Images embedded in the records are excluded; print everything else exactly as given.
** Begin Record list **
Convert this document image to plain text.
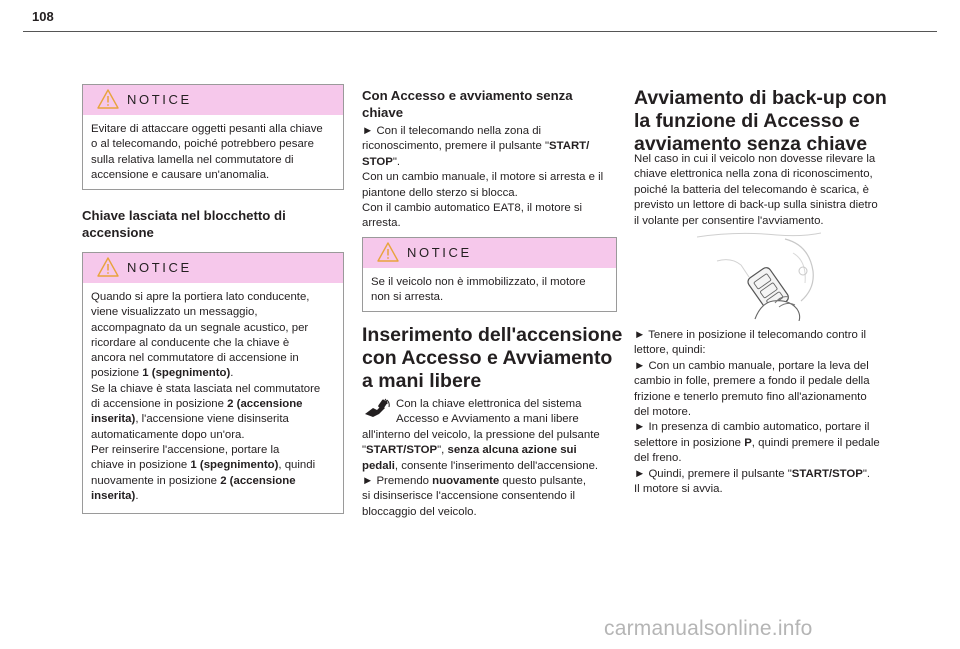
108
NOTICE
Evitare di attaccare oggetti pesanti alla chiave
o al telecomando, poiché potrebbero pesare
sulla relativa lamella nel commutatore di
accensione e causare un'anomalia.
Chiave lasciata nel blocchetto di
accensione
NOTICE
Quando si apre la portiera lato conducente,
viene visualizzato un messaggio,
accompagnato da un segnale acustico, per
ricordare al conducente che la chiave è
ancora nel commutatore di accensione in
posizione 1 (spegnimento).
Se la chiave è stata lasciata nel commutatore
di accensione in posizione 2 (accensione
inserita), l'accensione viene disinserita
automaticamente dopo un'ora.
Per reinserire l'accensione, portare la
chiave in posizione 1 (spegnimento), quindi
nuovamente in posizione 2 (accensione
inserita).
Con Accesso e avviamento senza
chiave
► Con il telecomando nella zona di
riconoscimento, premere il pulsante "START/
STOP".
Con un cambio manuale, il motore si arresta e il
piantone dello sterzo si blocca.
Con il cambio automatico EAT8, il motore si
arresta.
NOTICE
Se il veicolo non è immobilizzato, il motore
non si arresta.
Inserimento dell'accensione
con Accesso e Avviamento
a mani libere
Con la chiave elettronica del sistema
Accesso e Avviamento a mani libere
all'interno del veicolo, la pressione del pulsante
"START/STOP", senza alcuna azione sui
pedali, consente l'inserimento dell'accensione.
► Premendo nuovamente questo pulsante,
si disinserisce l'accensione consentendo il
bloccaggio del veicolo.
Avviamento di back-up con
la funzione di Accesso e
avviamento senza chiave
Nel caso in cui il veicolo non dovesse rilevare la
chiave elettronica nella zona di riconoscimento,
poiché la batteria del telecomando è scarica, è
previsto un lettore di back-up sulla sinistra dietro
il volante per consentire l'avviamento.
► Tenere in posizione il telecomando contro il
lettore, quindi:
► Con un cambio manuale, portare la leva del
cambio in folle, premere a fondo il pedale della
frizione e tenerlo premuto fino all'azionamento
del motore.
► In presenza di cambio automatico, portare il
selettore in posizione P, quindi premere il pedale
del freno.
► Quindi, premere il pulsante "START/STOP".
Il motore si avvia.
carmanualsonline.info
** End Record list **
**Exercise answer**
Convert this document image to plain text.
108
NOTICE
Evitare di attaccare oggetti pesanti alla chiave
o al telecomando, poiché potrebbero pesare
sulla relativa lamella nel commutatore di
accensione e causare un'anomalia.
Chiave lasciata nel blocchetto di
accensione
NOTICE
Quando si apre la portiera lato conducente,
viene visualizzato un messaggio,
accompagnato da un segnale acustico, per
ricordare al conducente che la chiave è
ancora nel commutatore di accensione in
posizione 1 (spegnimento).
Se la chiave è stata lasciata nel commutatore
di accensione in posizione 2 (accensione
inserita), l'accensione viene disinserita
automaticamente dopo un'ora.
Per reinserire l'accensione, portare la
chiave in posizione 1 (spegnimento), quindi
nuovamente in posizione 2 (accensione
inserita).
Con Accesso e avviamento senza
chiave
► Con il telecomando nella zona di
riconoscimento, premere il pulsante "START/
STOP".
Con un cambio manuale, il motore si arresta e il
piantone dello sterzo si blocca.
Con il cambio automatico EAT8, il motore si
arresta.
NOTICE
Se il veicolo non è immobilizzato, il motore
non si arresta.
Inserimento dell'accensione
con Accesso e Avviamento
a mani libere
Con la chiave elettronica del sistema
Accesso e Avviamento a mani libere
all'interno del veicolo, la pressione del pulsante
"START/STOP", senza alcuna azione sui
pedali, consente l'inserimento dell'accensione.
► Premendo nuovamente questo pulsante,
si disinserisce l'accensione consentendo il
bloccaggio del veicolo.
Avviamento di back-up con
la funzione di Accesso e
avviamento senza chiave
Nel caso in cui il veicolo non dovesse rilevare la
chiave elettronica nella zona di riconoscimento,
poiché la batteria del telecomando è scarica, è
previsto un lettore di back-up sulla sinistra dietro
il volante per consentire l'avviamento.
► Tenere in posizione il telecomando contro il
lettore, quindi:
► Con un cambio manuale, portare la leva del
cambio in folle, premere a fondo il pedale della
frizione e tenerlo premuto fino all'azionamento
del motore.
► In presenza di cambio automatico, portare il
selettore in posizione P, quindi premere il pedale
del freno.
► Quindi, premere il pulsante "START/STOP".
Il motore si avvia.
carmanualsonline.info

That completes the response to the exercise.